= EXTRACTED ENTRIES =

———

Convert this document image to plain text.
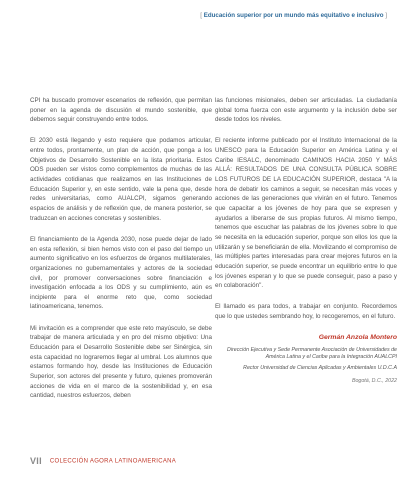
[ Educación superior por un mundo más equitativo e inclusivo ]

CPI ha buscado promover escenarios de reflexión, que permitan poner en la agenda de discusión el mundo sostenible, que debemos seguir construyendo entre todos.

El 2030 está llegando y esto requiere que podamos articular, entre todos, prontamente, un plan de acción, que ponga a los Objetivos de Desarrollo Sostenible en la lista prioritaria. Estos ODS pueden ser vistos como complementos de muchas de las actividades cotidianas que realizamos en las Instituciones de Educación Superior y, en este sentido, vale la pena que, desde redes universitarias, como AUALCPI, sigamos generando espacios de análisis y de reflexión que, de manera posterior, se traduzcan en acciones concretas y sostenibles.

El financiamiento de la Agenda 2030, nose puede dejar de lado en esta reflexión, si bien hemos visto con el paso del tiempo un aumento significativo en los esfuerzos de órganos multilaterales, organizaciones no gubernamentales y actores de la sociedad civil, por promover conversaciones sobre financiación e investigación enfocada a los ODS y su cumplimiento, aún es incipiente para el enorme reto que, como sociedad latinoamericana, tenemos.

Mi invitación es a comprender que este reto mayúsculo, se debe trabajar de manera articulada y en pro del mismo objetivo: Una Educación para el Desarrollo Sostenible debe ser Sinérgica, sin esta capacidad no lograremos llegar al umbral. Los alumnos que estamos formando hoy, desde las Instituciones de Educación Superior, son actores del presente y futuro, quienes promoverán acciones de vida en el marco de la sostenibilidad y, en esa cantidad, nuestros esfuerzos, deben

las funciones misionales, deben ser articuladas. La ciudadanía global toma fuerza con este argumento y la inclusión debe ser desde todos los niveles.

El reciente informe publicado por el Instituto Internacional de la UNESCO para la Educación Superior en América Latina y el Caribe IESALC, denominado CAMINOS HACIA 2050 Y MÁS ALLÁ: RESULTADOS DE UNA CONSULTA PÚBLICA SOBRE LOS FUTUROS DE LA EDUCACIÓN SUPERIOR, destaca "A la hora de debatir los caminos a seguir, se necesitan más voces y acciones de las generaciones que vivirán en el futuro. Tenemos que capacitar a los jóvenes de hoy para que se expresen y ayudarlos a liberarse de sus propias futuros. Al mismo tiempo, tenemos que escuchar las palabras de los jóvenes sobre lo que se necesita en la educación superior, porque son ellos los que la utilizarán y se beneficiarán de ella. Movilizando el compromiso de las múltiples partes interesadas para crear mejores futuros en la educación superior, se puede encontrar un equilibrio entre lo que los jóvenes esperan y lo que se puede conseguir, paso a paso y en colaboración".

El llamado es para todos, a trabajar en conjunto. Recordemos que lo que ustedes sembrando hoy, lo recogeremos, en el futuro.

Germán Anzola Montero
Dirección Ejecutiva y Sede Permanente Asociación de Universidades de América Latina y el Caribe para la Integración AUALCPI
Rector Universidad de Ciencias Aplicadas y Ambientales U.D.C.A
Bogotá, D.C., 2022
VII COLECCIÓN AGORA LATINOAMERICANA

———

= TASK REQUIREMENTS =
How many lines in the records above contain the word "mundo"? Reply with the number alone.

= FINISHED TASK =
2